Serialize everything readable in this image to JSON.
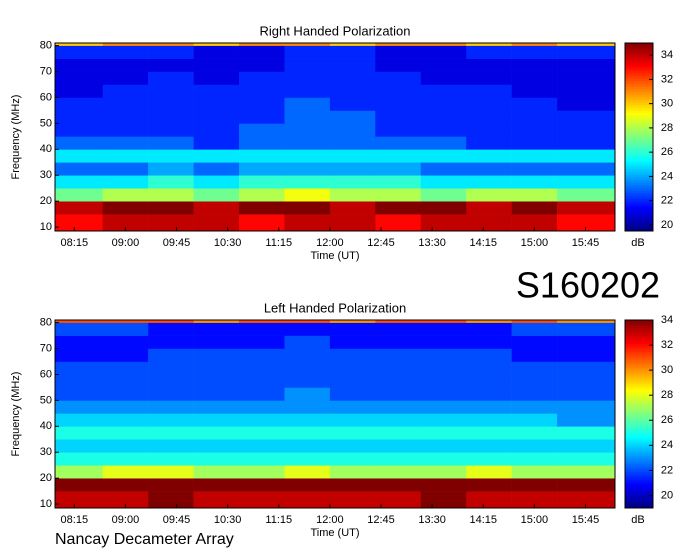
{
  "chart_data": [
    {
      "type": "heatmap",
      "title": "Right Handed Polarization",
      "x_label": "Time (UT)",
      "y_label": "Frequency (MHz)",
      "colorbar_label": "dB",
      "colormap": "jet",
      "xbins": [
        478,
        520,
        560,
        600,
        640,
        680,
        720,
        760,
        800,
        840,
        880,
        920,
        971
      ],
      "ybins": [
        8.5,
        15,
        20,
        25,
        30,
        35,
        40,
        45,
        50,
        55,
        60,
        65,
        70,
        75,
        80,
        81
      ],
      "z": [
        [
          33,
          34,
          34,
          34,
          33,
          34,
          34,
          33,
          34,
          34,
          34,
          33
        ],
        [
          34,
          35,
          35,
          34,
          35,
          35,
          34,
          35,
          35,
          34,
          35,
          34
        ],
        [
          27,
          28,
          28,
          27,
          28,
          29,
          28,
          28,
          27,
          28,
          28,
          27
        ],
        [
          25,
          25,
          26,
          25,
          26,
          26,
          26,
          26,
          25,
          25,
          25,
          25
        ],
        [
          23,
          23,
          24,
          23,
          24,
          24,
          24,
          24,
          23,
          23,
          23,
          23
        ],
        [
          25,
          25,
          25,
          25,
          25,
          25,
          25,
          25,
          25,
          25,
          25,
          25
        ],
        [
          23,
          23,
          23,
          22,
          23,
          23,
          23,
          23,
          23,
          22,
          22,
          22
        ],
        [
          22,
          22,
          22,
          22,
          23,
          23,
          23,
          22,
          22,
          22,
          22,
          22
        ],
        [
          22,
          22,
          22,
          22,
          22,
          23,
          23,
          22,
          22,
          22,
          22,
          22
        ],
        [
          22,
          22,
          22,
          22,
          22,
          23,
          22,
          22,
          22,
          22,
          22,
          21
        ],
        [
          21,
          22,
          22,
          22,
          22,
          22,
          22,
          22,
          22,
          22,
          21,
          21
        ],
        [
          21,
          21,
          22,
          21,
          22,
          22,
          22,
          22,
          21,
          21,
          21,
          21
        ],
        [
          21,
          21,
          21,
          21,
          21,
          22,
          22,
          21,
          21,
          21,
          21,
          21
        ],
        [
          22,
          22,
          22,
          21,
          21,
          22,
          22,
          21,
          21,
          22,
          22,
          22
        ],
        [
          30,
          31,
          31,
          30,
          31,
          31,
          30,
          31,
          31,
          30,
          31,
          30
        ]
      ],
      "xlim": [
        478,
        971
      ],
      "ylim": [
        8.5,
        81
      ],
      "zlim": [
        19.5,
        35
      ],
      "xticks": [
        {
          "value": 495,
          "label": "08:15"
        },
        {
          "value": 540,
          "label": "09:00"
        },
        {
          "value": 585,
          "label": "09:45"
        },
        {
          "value": 630,
          "label": "10:30"
        },
        {
          "value": 675,
          "label": "11:15"
        },
        {
          "value": 720,
          "label": "12:00"
        },
        {
          "value": 765,
          "label": "12:45"
        },
        {
          "value": 810,
          "label": "13:30"
        },
        {
          "value": 855,
          "label": "14:15"
        },
        {
          "value": 900,
          "label": "15:00"
        },
        {
          "value": 945,
          "label": "15:45"
        }
      ],
      "yticks": [
        10,
        20,
        30,
        40,
        50,
        60,
        70,
        80
      ],
      "cticks": [
        20,
        22,
        24,
        26,
        28,
        30,
        32,
        34
      ]
    },
    {
      "type": "heatmap",
      "title": "Left Handed Polarization",
      "x_label": "Time (UT)",
      "y_label": "Frequency (MHz)",
      "colorbar_label": "dB",
      "colormap": "jet",
      "xbins": [
        478,
        520,
        560,
        600,
        640,
        680,
        720,
        760,
        800,
        840,
        880,
        920,
        971
      ],
      "ybins": [
        8.5,
        15,
        20,
        25,
        30,
        35,
        40,
        45,
        50,
        55,
        60,
        65,
        70,
        75,
        80,
        81
      ],
      "z": [
        [
          33,
          33,
          34,
          33,
          33,
          33,
          33,
          33,
          34,
          33,
          33,
          33
        ],
        [
          34,
          34,
          34,
          34,
          34,
          34,
          34,
          34,
          34,
          34,
          34,
          34
        ],
        [
          27,
          28,
          28,
          27,
          27,
          28,
          27,
          27,
          27,
          28,
          27,
          27
        ],
        [
          25,
          25,
          25,
          25,
          25,
          25,
          25,
          25,
          25,
          25,
          25,
          25
        ],
        [
          24,
          24,
          24,
          24,
          24,
          24,
          24,
          24,
          24,
          24,
          24,
          24
        ],
        [
          25,
          25,
          25,
          25,
          25,
          25,
          25,
          25,
          25,
          25,
          25,
          25
        ],
        [
          24,
          24,
          24,
          24,
          24,
          24,
          24,
          24,
          24,
          24,
          24,
          23
        ],
        [
          23,
          23,
          23,
          23,
          23,
          23,
          23,
          23,
          23,
          23,
          23,
          23
        ],
        [
          22,
          22,
          22,
          22,
          22,
          23,
          22,
          22,
          22,
          22,
          22,
          22
        ],
        [
          22,
          22,
          22,
          22,
          22,
          22,
          22,
          22,
          22,
          22,
          22,
          22
        ],
        [
          22,
          22,
          22,
          22,
          22,
          22,
          22,
          22,
          22,
          22,
          22,
          22
        ],
        [
          21,
          21,
          22,
          22,
          22,
          22,
          22,
          22,
          22,
          22,
          21,
          21
        ],
        [
          21,
          21,
          21,
          21,
          21,
          22,
          21,
          21,
          21,
          21,
          21,
          21
        ],
        [
          22,
          22,
          21,
          21,
          21,
          21,
          21,
          21,
          21,
          21,
          22,
          22
        ],
        [
          31,
          31,
          31,
          30,
          31,
          31,
          30,
          31,
          31,
          30,
          31,
          30
        ]
      ],
      "xlim": [
        478,
        971
      ],
      "ylim": [
        8.5,
        81
      ],
      "zlim": [
        19,
        34
      ],
      "xticks": [
        {
          "value": 495,
          "label": "08:15"
        },
        {
          "value": 540,
          "label": "09:00"
        },
        {
          "value": 585,
          "label": "09:45"
        },
        {
          "value": 630,
          "label": "10:30"
        },
        {
          "value": 675,
          "label": "11:15"
        },
        {
          "value": 720,
          "label": "12:00"
        },
        {
          "value": 765,
          "label": "12:45"
        },
        {
          "value": 810,
          "label": "13:30"
        },
        {
          "value": 855,
          "label": "14:15"
        },
        {
          "value": 900,
          "label": "15:00"
        },
        {
          "value": 945,
          "label": "15:45"
        }
      ],
      "yticks": [
        10,
        20,
        30,
        40,
        50,
        60,
        70,
        80
      ],
      "cticks": [
        20,
        22,
        24,
        26,
        28,
        30,
        32,
        34
      ]
    }
  ],
  "observation_id": "S160202",
  "instrument": "Nancay Decameter Array"
}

* **JOB**: Images should not appear in the copy; retype the listing above exactly.

* **ANSWER TO THIS TASK**:
Serialize everything readable in this image to JSON.
{
  "chart_data": [
    {
      "type": "heatmap",
      "title": "Right Handed Polarization",
      "x_label": "Time (UT)",
      "y_label": "Frequency (MHz)",
      "colorbar_label": "dB",
      "colormap": "jet",
      "xbins": [
        478,
        520,
        560,
        600,
        640,
        680,
        720,
        760,
        800,
        840,
        880,
        920,
        971
      ],
      "ybins": [
        8.5,
        15,
        20,
        25,
        30,
        35,
        40,
        45,
        50,
        55,
        60,
        65,
        70,
        75,
        80,
        81
      ],
      "z": [
        [
          33,
          34,
          34,
          34,
          33,
          34,
          34,
          33,
          34,
          34,
          34,
          33
        ],
        [
          34,
          35,
          35,
          34,
          35,
          35,
          34,
          35,
          35,
          34,
          35,
          34
        ],
        [
          27,
          28,
          28,
          27,
          28,
          29,
          28,
          28,
          27,
          28,
          28,
          27
        ],
        [
          25,
          25,
          26,
          25,
          26,
          26,
          26,
          26,
          25,
          25,
          25,
          25
        ],
        [
          23,
          23,
          24,
          23,
          24,
          24,
          24,
          24,
          23,
          23,
          23,
          23
        ],
        [
          25,
          25,
          25,
          25,
          25,
          25,
          25,
          25,
          25,
          25,
          25,
          25
        ],
        [
          23,
          23,
          23,
          22,
          23,
          23,
          23,
          23,
          23,
          22,
          22,
          22
        ],
        [
          22,
          22,
          22,
          22,
          23,
          23,
          23,
          22,
          22,
          22,
          22,
          22
        ],
        [
          22,
          22,
          22,
          22,
          22,
          23,
          23,
          22,
          22,
          22,
          22,
          22
        ],
        [
          22,
          22,
          22,
          22,
          22,
          23,
          22,
          22,
          22,
          22,
          22,
          21
        ],
        [
          21,
          22,
          22,
          22,
          22,
          22,
          22,
          22,
          22,
          22,
          21,
          21
        ],
        [
          21,
          21,
          22,
          21,
          22,
          22,
          22,
          22,
          21,
          21,
          21,
          21
        ],
        [
          21,
          21,
          21,
          21,
          21,
          22,
          22,
          21,
          21,
          21,
          21,
          21
        ],
        [
          22,
          22,
          22,
          21,
          21,
          22,
          22,
          21,
          21,
          22,
          22,
          22
        ],
        [
          30,
          31,
          31,
          30,
          31,
          31,
          30,
          31,
          31,
          30,
          31,
          30
        ]
      ],
      "xlim": [
        478,
        971
      ],
      "ylim": [
        8.5,
        81
      ],
      "zlim": [
        19.5,
        35
      ],
      "xticks": [
        {
          "value": 495,
          "label": "08:15"
        },
        {
          "value": 540,
          "label": "09:00"
        },
        {
          "value": 585,
          "label": "09:45"
        },
        {
          "value": 630,
          "label": "10:30"
        },
        {
          "value": 675,
          "label": "11:15"
        },
        {
          "value": 720,
          "label": "12:00"
        },
        {
          "value": 765,
          "label": "12:45"
        },
        {
          "value": 810,
          "label": "13:30"
        },
        {
          "value": 855,
          "label": "14:15"
        },
        {
          "value": 900,
          "label": "15:00"
        },
        {
          "value": 945,
          "label": "15:45"
        }
      ],
      "yticks": [
        10,
        20,
        30,
        40,
        50,
        60,
        70,
        80
      ],
      "cticks": [
        20,
        22,
        24,
        26,
        28,
        30,
        32,
        34
      ]
    },
    {
      "type": "heatmap",
      "title": "Left Handed Polarization",
      "x_label": "Time (UT)",
      "y_label": "Frequency (MHz)",
      "colorbar_label": "dB",
      "colormap": "jet",
      "xbins": [
        478,
        520,
        560,
        600,
        640,
        680,
        720,
        760,
        800,
        840,
        880,
        920,
        971
      ],
      "ybins": [
        8.5,
        15,
        20,
        25,
        30,
        35,
        40,
        45,
        50,
        55,
        60,
        65,
        70,
        75,
        80,
        81
      ],
      "z": [
        [
          33,
          33,
          34,
          33,
          33,
          33,
          33,
          33,
          34,
          33,
          33,
          33
        ],
        [
          34,
          34,
          34,
          34,
          34,
          34,
          34,
          34,
          34,
          34,
          34,
          34
        ],
        [
          27,
          28,
          28,
          27,
          27,
          28,
          27,
          27,
          27,
          28,
          27,
          27
        ],
        [
          25,
          25,
          25,
          25,
          25,
          25,
          25,
          25,
          25,
          25,
          25,
          25
        ],
        [
          24,
          24,
          24,
          24,
          24,
          24,
          24,
          24,
          24,
          24,
          24,
          24
        ],
        [
          25,
          25,
          25,
          25,
          25,
          25,
          25,
          25,
          25,
          25,
          25,
          25
        ],
        [
          24,
          24,
          24,
          24,
          24,
          24,
          24,
          24,
          24,
          24,
          24,
          23
        ],
        [
          23,
          23,
          23,
          23,
          23,
          23,
          23,
          23,
          23,
          23,
          23,
          23
        ],
        [
          22,
          22,
          22,
          22,
          22,
          23,
          22,
          22,
          22,
          22,
          22,
          22
        ],
        [
          22,
          22,
          22,
          22,
          22,
          22,
          22,
          22,
          22,
          22,
          22,
          22
        ],
        [
          22,
          22,
          22,
          22,
          22,
          22,
          22,
          22,
          22,
          22,
          22,
          22
        ],
        [
          21,
          21,
          22,
          22,
          22,
          22,
          22,
          22,
          22,
          22,
          21,
          21
        ],
        [
          21,
          21,
          21,
          21,
          21,
          22,
          21,
          21,
          21,
          21,
          21,
          21
        ],
        [
          22,
          22,
          21,
          21,
          21,
          21,
          21,
          21,
          21,
          21,
          22,
          22
        ],
        [
          31,
          31,
          31,
          30,
          31,
          31,
          30,
          31,
          31,
          30,
          31,
          30
        ]
      ],
      "xlim": [
        478,
        971
      ],
      "ylim": [
        8.5,
        81
      ],
      "zlim": [
        19,
        34
      ],
      "xticks": [
        {
          "value": 495,
          "label": "08:15"
        },
        {
          "value": 540,
          "label": "09:00"
        },
        {
          "value": 585,
          "label": "09:45"
        },
        {
          "value": 630,
          "label": "10:30"
        },
        {
          "value": 675,
          "label": "11:15"
        },
        {
          "value": 720,
          "label": "12:00"
        },
        {
          "value": 765,
          "label": "12:45"
        },
        {
          "value": 810,
          "label": "13:30"
        },
        {
          "value": 855,
          "label": "14:15"
        },
        {
          "value": 900,
          "label": "15:00"
        },
        {
          "value": 945,
          "label": "15:45"
        }
      ],
      "yticks": [
        10,
        20,
        30,
        40,
        50,
        60,
        70,
        80
      ],
      "cticks": [
        20,
        22,
        24,
        26,
        28,
        30,
        32,
        34
      ]
    }
  ],
  "observation_id": "S160202",
  "instrument": "Nancay Decameter Array"
}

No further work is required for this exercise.